- SELECTED EXTRACT -
----

KUALA LUMPUR, June 30 (Bernama) -- Kencana-Gen2, one of Universiti Kebangsaan Malaysia s (National University, Malaysia) two entries for this year s Shell Eco-Marathon Asia competition, has found the spirit of 1Malaysia useful when preparing for the fuel-efficiency challenge over the last six months, said team manager Marvin Madang Gau.
"The competition has brought us together in understanding each other better, especially when we come from different ethnic backgrounds," he said on a recent "Spotlight" talk show programme on Bernama Radio24 hosted by Gerard Ratnam.
"There s no (room for the) I or me (attitude) but just us or we when we get together to tackle various problems and find solutions to produce a winning vehicle, especially on the aerodynamics and how to make the car lighter, said the second year chemical engineering student from the east Malaysia state of Sarawak.
Bernard Eng, the marketing director of the team, said embodying the 1Malaysia spirit was essential among the team members as they had grown to appreciate different perspectives as each ethnic group had its own strengths, values and qualities.
"We have also learnt to exercise patience, respect each other s views, share ideas and in the end make a good decision on how to achieve our goal of building a competitive car to do well in the competition," said the third year chemical engineering student from Kuala Lumpur.
The team, under the supervision of Dr Edy Herianto from UKM s Fuel Cell Institute, has Ahmad Tajuddin Abdullah and Looi Hui Yi as drivers while other members include Ooi Xu Quan, Mohd Hafis Mazeri, Muhammad Khoiri Abdul Aziz and Muhamad Syazwan Saiatulkhdri.

----

- INFORMATION SHOWN -
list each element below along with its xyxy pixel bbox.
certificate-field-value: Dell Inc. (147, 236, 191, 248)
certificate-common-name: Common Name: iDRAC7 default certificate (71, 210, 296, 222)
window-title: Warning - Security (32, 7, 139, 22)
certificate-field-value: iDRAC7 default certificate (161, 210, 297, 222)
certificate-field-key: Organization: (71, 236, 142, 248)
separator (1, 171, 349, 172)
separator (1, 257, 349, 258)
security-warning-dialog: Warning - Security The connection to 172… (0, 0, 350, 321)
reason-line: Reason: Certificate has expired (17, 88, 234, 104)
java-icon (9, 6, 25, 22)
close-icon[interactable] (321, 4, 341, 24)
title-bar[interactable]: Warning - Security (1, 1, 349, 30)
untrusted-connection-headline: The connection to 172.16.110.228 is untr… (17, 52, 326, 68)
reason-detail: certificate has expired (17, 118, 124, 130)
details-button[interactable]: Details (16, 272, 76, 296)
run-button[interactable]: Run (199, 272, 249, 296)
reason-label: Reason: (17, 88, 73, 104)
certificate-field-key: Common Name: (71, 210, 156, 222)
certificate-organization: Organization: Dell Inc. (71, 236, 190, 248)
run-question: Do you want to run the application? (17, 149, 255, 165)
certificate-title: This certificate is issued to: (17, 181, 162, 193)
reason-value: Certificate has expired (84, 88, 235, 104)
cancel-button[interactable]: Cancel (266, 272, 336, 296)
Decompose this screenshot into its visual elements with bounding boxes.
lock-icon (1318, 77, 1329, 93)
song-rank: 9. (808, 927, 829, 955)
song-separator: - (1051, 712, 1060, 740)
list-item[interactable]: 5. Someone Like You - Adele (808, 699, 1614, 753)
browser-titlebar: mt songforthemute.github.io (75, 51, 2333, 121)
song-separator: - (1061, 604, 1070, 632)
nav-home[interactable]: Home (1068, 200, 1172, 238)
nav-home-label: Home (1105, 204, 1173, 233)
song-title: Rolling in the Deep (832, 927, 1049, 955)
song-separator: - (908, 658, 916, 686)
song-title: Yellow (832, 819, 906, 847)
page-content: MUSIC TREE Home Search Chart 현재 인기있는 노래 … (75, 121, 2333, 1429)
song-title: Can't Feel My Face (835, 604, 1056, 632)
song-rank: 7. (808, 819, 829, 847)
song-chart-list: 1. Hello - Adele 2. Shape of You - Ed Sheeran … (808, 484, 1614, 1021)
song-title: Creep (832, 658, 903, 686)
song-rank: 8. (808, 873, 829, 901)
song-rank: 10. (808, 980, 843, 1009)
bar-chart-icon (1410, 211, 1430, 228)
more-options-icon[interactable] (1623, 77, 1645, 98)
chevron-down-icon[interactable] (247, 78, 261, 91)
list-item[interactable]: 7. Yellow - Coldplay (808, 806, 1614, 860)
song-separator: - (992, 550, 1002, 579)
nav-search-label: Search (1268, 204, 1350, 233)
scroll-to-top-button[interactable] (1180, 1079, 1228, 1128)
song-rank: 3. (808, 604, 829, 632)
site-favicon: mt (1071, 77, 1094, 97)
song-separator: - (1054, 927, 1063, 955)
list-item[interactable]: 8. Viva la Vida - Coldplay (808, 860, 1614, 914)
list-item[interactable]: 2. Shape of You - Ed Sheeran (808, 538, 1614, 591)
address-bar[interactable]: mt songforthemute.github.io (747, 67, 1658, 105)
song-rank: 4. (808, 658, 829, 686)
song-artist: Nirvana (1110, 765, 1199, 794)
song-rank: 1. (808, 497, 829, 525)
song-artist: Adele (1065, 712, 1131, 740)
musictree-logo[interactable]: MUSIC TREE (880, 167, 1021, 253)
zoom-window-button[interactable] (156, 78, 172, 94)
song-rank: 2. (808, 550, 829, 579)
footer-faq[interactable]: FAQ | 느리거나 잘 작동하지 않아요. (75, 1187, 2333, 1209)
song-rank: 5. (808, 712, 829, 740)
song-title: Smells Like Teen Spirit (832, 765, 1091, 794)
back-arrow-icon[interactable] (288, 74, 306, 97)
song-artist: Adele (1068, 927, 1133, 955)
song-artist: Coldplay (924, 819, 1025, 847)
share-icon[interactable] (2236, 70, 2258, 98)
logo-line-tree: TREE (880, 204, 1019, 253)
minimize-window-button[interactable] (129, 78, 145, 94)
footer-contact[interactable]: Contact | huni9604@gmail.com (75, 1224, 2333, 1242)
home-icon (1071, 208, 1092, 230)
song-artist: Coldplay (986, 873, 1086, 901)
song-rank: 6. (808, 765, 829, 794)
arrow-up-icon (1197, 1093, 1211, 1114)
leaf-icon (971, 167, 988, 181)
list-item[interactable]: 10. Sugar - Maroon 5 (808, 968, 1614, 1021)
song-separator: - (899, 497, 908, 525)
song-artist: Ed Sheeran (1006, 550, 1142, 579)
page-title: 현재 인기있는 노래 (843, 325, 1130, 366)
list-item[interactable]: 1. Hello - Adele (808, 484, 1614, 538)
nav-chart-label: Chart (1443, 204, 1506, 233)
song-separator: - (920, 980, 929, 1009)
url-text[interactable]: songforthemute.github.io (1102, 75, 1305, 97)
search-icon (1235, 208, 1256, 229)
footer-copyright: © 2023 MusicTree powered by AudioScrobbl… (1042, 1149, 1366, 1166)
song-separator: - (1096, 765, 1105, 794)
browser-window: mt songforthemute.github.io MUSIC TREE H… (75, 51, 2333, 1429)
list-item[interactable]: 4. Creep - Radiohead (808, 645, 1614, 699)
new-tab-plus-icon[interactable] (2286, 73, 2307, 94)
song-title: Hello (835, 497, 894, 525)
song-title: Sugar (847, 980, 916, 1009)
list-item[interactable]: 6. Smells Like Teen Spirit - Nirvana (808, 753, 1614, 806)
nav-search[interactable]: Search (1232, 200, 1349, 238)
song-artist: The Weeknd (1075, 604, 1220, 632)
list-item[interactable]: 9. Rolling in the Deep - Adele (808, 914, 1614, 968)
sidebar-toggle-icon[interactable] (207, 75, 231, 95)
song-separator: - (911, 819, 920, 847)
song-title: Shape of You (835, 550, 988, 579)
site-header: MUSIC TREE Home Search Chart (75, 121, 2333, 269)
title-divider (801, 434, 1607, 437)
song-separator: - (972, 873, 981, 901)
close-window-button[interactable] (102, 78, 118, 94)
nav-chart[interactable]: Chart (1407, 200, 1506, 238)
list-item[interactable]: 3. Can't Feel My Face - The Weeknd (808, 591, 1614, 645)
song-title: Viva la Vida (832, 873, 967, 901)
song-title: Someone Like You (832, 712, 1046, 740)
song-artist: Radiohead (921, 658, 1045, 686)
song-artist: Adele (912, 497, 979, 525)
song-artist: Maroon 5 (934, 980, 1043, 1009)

----

- ASSIGNED TASK 1 -
In the Kencana-Gen2 article, who supervises the team?
- ASSIGNED TASK 2 -
Summarize the Kencana-Gen2 article in two sentences.
- ASSIGNED TASK 3 -
Write a continuation of the Kencana-Gen2 article.

- REPLY 1 -
Dr Edy Herianto from UKM's Fuel Cell Institute.

- REPLY 2 -
Team manager Marvin Madang Gau said the spirit of 1Malaysia helped Kencana-Gen2, one of Universiti Kebangsaan Malaysia's two entries in this year's Shell Eco-Marathon Asia, as members from different ethnic backgrounds worked together over six months of preparation. Marketing director Bernard Eng said the members had learned to appreciate different perspectives, exercise patience, respect each other's views and share ideas so they could build a competitive car.

- REPLY 3 -
Team KencanaGen2 (http://www.facebook.com/KencanaGen2) will enter a prototype car shaped like a water droplet, which will be powered by hydrogen fuel to compete against 100 other teams from 13 countries at the Shell Eco-Marathon Asia 2011 to be held at the Sepang International Circuit near here from July 6 to 9.
Eng said the project had also pushed the students to face real-life challenges like seeking sponsorship from the public, making presentations and getting supporters while working to build a competitive vehicle to compete against the rest of Asia.
"It made us apply what we had learnt in the lecture halls and do our best in the real world, he said, adding that he hoped the competition would inspire more young people to be innovative and take part in next year's competition.
Azman Ismail, Managing Director, Shell Malaysia Trading Sdn Bhd and Shell Timur Sdn Bhd, said Shell was pleased that the Shell Eco-Marathon had brought together the students to test themselves and unleash their potential and leadership qualities by working together on the project.
"I would say that Shell Eco-Marathon has brought about the hard objective among the students, which means that they would have to seriously work at producing a winning vehicle, and the soft objective, where they would learn to put aside their differences and cooperate for the better while uncovering their best qualities for different roles in the project, he said.
Azman said although the competition had started some 25 years ago in the United States, the performances of Asian teams had been impressive at the inaugural Asian competition in Sepang last year.
For instance, the record of 1,521.9 kilometres on a litre of fuel set by a Thai team last year even surpassed the record set by the winning team at 1,057.5 km per litre at a similar event held in Houston, Texas in March 2010.
Asked why Shell was promoting energy efficiency through the Shell Eco-Marathon, he said the competition was in line with the company's broader initiative known as "Smarter Mobility", aimed at speeding up the global shift towards cleaner, more energy-efficient road transport.
"It is our way of engaging the youth who can give birth to ideas on fuel efficiency and providing them with a global platform to display technical and innovative solutions in a very practical manner," he said.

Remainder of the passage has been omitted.